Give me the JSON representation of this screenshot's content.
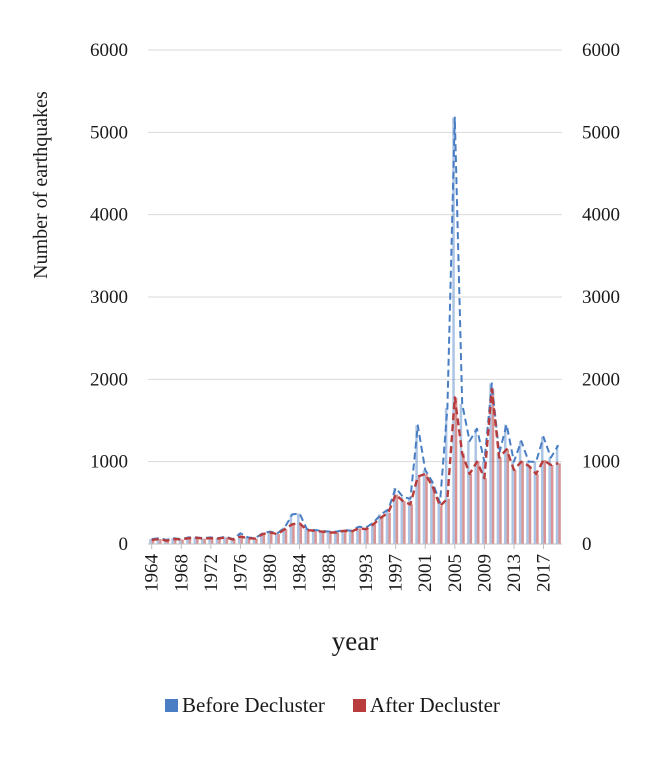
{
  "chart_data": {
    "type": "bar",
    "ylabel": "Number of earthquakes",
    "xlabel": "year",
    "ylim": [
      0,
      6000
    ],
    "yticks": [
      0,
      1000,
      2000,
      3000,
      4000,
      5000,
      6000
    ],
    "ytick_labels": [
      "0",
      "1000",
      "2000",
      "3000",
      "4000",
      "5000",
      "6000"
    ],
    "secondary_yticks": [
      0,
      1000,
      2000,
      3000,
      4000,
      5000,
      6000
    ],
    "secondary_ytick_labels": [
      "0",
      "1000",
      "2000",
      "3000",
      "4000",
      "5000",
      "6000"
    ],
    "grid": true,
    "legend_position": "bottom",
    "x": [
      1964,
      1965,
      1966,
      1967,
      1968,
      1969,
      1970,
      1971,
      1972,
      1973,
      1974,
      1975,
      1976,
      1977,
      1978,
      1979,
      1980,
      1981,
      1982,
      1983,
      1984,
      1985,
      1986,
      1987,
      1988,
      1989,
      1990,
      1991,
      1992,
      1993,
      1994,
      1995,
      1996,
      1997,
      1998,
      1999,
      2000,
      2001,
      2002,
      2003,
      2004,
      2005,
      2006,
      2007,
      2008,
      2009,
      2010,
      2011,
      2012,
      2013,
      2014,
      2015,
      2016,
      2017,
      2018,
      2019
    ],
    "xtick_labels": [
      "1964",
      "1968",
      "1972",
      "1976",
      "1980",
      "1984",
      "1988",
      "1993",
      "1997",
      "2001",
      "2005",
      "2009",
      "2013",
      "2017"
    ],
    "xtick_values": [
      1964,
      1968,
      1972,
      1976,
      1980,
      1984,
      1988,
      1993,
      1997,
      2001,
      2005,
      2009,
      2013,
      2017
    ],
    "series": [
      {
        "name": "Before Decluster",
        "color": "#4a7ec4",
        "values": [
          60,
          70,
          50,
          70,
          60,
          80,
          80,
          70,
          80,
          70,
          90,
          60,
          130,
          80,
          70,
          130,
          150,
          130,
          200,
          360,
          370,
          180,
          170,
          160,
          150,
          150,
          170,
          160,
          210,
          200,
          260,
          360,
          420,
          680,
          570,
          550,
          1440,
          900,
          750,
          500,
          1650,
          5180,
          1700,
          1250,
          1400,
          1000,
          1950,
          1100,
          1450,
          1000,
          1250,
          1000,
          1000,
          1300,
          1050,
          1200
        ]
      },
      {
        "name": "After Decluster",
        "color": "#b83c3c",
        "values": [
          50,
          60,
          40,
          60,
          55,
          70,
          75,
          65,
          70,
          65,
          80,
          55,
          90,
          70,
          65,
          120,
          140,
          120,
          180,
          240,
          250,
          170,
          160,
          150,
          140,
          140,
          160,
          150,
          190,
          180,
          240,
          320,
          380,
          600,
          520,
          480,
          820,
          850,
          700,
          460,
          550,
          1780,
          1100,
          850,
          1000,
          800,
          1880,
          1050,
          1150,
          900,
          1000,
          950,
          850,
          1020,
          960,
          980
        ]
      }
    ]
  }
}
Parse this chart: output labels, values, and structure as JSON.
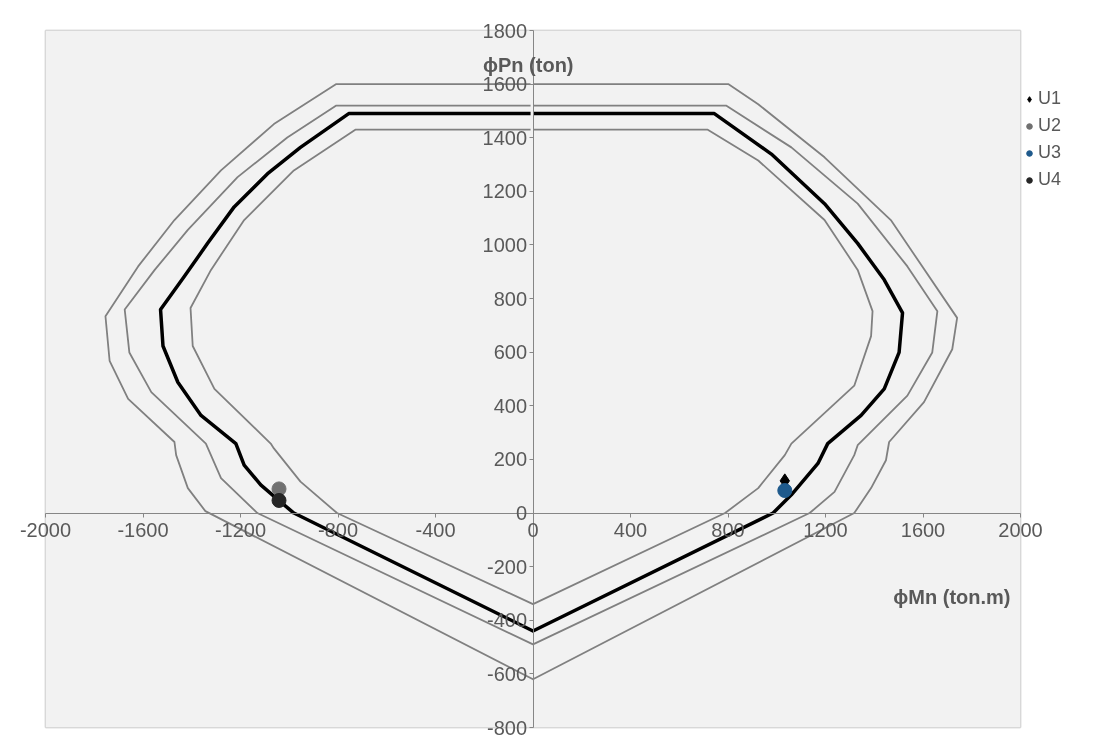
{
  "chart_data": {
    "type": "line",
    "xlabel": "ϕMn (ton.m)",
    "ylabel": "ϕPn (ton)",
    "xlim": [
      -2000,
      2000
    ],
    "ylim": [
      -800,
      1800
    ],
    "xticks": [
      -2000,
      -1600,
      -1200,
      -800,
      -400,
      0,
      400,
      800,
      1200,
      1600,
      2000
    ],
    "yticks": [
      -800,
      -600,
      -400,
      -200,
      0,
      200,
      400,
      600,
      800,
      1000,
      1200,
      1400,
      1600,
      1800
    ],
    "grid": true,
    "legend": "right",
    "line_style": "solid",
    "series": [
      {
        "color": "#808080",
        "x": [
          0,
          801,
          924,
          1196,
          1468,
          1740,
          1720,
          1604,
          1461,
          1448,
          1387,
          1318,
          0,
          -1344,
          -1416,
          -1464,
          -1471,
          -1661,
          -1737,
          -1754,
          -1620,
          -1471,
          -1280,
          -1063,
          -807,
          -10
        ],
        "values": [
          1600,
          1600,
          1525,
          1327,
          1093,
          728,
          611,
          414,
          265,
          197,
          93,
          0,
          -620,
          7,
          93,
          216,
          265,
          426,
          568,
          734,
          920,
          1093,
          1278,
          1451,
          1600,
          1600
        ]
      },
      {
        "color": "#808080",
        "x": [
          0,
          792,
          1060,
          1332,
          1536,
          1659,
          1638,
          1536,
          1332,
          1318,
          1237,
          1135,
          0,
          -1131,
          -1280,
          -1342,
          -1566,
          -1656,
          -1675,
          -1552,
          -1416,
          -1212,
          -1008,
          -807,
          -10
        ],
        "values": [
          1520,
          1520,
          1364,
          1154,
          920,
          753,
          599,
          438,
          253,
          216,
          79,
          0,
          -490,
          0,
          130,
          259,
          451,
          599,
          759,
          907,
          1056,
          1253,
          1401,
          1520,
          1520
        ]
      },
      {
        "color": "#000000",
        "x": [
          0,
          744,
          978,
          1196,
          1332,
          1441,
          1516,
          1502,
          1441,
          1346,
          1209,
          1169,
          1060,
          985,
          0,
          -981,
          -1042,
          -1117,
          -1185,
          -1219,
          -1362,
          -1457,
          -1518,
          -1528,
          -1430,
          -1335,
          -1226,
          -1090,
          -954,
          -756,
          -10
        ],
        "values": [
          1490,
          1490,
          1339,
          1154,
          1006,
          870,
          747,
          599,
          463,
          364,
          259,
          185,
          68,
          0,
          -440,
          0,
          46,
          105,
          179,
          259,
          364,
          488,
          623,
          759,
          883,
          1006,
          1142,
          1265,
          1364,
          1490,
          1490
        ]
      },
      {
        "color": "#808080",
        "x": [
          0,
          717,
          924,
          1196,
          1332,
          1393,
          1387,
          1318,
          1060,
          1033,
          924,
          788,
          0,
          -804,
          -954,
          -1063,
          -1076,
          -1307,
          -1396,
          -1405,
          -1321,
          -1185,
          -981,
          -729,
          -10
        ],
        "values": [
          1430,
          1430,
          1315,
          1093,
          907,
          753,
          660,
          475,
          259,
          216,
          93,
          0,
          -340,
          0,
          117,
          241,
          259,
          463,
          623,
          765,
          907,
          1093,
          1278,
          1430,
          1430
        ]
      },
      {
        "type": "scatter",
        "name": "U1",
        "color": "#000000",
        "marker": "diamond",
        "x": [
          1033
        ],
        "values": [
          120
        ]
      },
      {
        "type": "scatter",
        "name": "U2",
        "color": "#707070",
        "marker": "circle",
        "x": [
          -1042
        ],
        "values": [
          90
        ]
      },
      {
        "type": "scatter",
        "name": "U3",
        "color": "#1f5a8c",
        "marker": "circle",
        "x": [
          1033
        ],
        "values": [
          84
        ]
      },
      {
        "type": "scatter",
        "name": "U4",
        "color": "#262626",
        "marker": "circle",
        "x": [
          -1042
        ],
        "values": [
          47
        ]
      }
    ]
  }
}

☆ ☆ ☆ ☆ ☆

# WORK TO DO:
Repeat the material exactly as it reads, without any of its pictures.

# COMPLETED TASK:
Give me the JSON representation of this screenshot's content.
{
  "chart_data": {
    "type": "bar",
    "ylabel": "Number of earthquakes",
    "xlabel": "year",
    "ylim": [
      0,
      6000
    ],
    "yticks": [
      0,
      1000,
      2000,
      3000,
      4000,
      5000,
      6000
    ],
    "ytick_labels": [
      "0",
      "1000",
      "2000",
      "3000",
      "4000",
      "5000",
      "6000"
    ],
    "secondary_yticks": [
      0,
      1000,
      2000,
      3000,
      4000,
      5000,
      6000
    ],
    "secondary_ytick_labels": [
      "0",
      "1000",
      "2000",
      "3000",
      "4000",
      "5000",
      "6000"
    ],
    "grid": true,
    "legend_position": "bottom",
    "x": [
      1964,
      1965,
      1966,
      1967,
      1968,
      1969,
      1970,
      1971,
      1972,
      1973,
      1974,
      1975,
      1976,
      1977,
      1978,
      1979,
      1980,
      1981,
      1982,
      1983,
      1984,
      1985,
      1986,
      1987,
      1988,
      1989,
      1990,
      1991,
      1992,
      1993,
      1994,
      1995,
      1996,
      1997,
      1998,
      1999,
      2000,
      2001,
      2002,
      2003,
      2004,
      2005,
      2006,
      2007,
      2008,
      2009,
      2010,
      2011,
      2012,
      2013,
      2014,
      2015,
      2016,
      2017,
      2018,
      2019
    ],
    "xtick_labels": [
      "1964",
      "1968",
      "1972",
      "1976",
      "1980",
      "1984",
      "1988",
      "1993",
      "1997",
      "2001",
      "2005",
      "2009",
      "2013",
      "2017"
    ],
    "xtick_values": [
      1964,
      1968,
      1972,
      1976,
      1980,
      1984,
      1988,
      1993,
      1997,
      2001,
      2005,
      2009,
      2013,
      2017
    ],
    "series": [
      {
        "name": "Before Decluster",
        "color": "#4a7ec4",
        "values": [
          60,
          70,
          50,
          70,
          60,
          80,
          80,
          70,
          80,
          70,
          90,
          60,
          130,
          80,
          70,
          130,
          150,
          130,
          200,
          360,
          370,
          180,
          170,
          160,
          150,
          150,
          170,
          160,
          210,
          200,
          260,
          360,
          420,
          680,
          570,
          550,
          1440,
          900,
          750,
          500,
          1650,
          5180,
          1700,
          1250,
          1400,
          1000,
          1950,
          1100,
          1450,
          1000,
          1250,
          1000,
          1000,
          1300,
          1050,
          1200
        ]
      },
      {
        "name": "After Decluster",
        "color": "#b83c3c",
        "values": [
          50,
          60,
          40,
          60,
          55,
          70,
          75,
          65,
          70,
          65,
          80,
          55,
          90,
          70,
          65,
          120,
          140,
          120,
          180,
          240,
          250,
          170,
          160,
          150,
          140,
          140,
          160,
          150,
          190,
          180,
          240,
          320,
          380,
          600,
          520,
          480,
          820,
          850,
          700,
          460,
          550,
          1780,
          1100,
          850,
          1000,
          800,
          1880,
          1050,
          1150,
          900,
          1000,
          950,
          850,
          1020,
          960,
          980
        ]
      }
    ]
  }
}
Parse this chart: output labels, values, and structure as JSON.
{
  "chart_data": {
    "type": "line",
    "xlabel": "ϕMn (ton.m)",
    "ylabel": "ϕPn (ton)",
    "xlim": [
      -2000,
      2000
    ],
    "ylim": [
      -800,
      1800
    ],
    "xticks": [
      -2000,
      -1600,
      -1200,
      -800,
      -400,
      0,
      400,
      800,
      1200,
      1600,
      2000
    ],
    "yticks": [
      -800,
      -600,
      -400,
      -200,
      0,
      200,
      400,
      600,
      800,
      1000,
      1200,
      1400,
      1600,
      1800
    ],
    "grid": true,
    "legend": "right",
    "line_style": "solid",
    "series": [
      {
        "color": "#808080",
        "x": [
          0,
          801,
          924,
          1196,
          1468,
          1740,
          1720,
          1604,
          1461,
          1448,
          1387,
          1318,
          0,
          -1344,
          -1416,
          -1464,
          -1471,
          -1661,
          -1737,
          -1754,
          -1620,
          -1471,
          -1280,
          -1063,
          -807,
          -10
        ],
        "values": [
          1600,
          1600,
          1525,
          1327,
          1093,
          728,
          611,
          414,
          265,
          197,
          93,
          0,
          -620,
          7,
          93,
          216,
          265,
          426,
          568,
          734,
          920,
          1093,
          1278,
          1451,
          1600,
          1600
        ]
      },
      {
        "color": "#808080",
        "x": [
          0,
          792,
          1060,
          1332,
          1536,
          1659,
          1638,
          1536,
          1332,
          1318,
          1237,
          1135,
          0,
          -1131,
          -1280,
          -1342,
          -1566,
          -1656,
          -1675,
          -1552,
          -1416,
          -1212,
          -1008,
          -807,
          -10
        ],
        "values": [
          1520,
          1520,
          1364,
          1154,
          920,
          753,
          599,
          438,
          253,
          216,
          79,
          0,
          -490,
          0,
          130,
          259,
          451,
          599,
          759,
          907,
          1056,
          1253,
          1401,
          1520,
          1520
        ]
      },
      {
        "color": "#000000",
        "x": [
          0,
          744,
          978,
          1196,
          1332,
          1441,
          1516,
          1502,
          1441,
          1346,
          1209,
          1169,
          1060,
          985,
          0,
          -981,
          -1042,
          -1117,
          -1185,
          -1219,
          -1362,
          -1457,
          -1518,
          -1528,
          -1430,
          -1335,
          -1226,
          -1090,
          -954,
          -756,
          -10
        ],
        "values": [
          1490,
          1490,
          1339,
          1154,
          1006,
          870,
          747,
          599,
          463,
          364,
          259,
          185,
          68,
          0,
          -440,
          0,
          46,
          105,
          179,
          259,
          364,
          488,
          623,
          759,
          883,
          1006,
          1142,
          1265,
          1364,
          1490,
          1490
        ]
      },
      {
        "color": "#808080",
        "x": [
          0,
          717,
          924,
          1196,
          1332,
          1393,
          1387,
          1318,
          1060,
          1033,
          924,
          788,
          0,
          -804,
          -954,
          -1063,
          -1076,
          -1307,
          -1396,
          -1405,
          -1321,
          -1185,
          -981,
          -729,
          -10
        ],
        "values": [
          1430,
          1430,
          1315,
          1093,
          907,
          753,
          660,
          475,
          259,
          216,
          93,
          0,
          -340,
          0,
          117,
          241,
          259,
          463,
          623,
          765,
          907,
          1093,
          1278,
          1430,
          1430
        ]
      },
      {
        "type": "scatter",
        "name": "U1",
        "color": "#000000",
        "marker": "diamond",
        "x": [
          1033
        ],
        "values": [
          120
        ]
      },
      {
        "type": "scatter",
        "name": "U2",
        "color": "#707070",
        "marker": "circle",
        "x": [
          -1042
        ],
        "values": [
          90
        ]
      },
      {
        "type": "scatter",
        "name": "U3",
        "color": "#1f5a8c",
        "marker": "circle",
        "x": [
          1033
        ],
        "values": [
          84
        ]
      },
      {
        "type": "scatter",
        "name": "U4",
        "color": "#262626",
        "marker": "circle",
        "x": [
          -1042
        ],
        "values": [
          47
        ]
      }
    ]
  }
}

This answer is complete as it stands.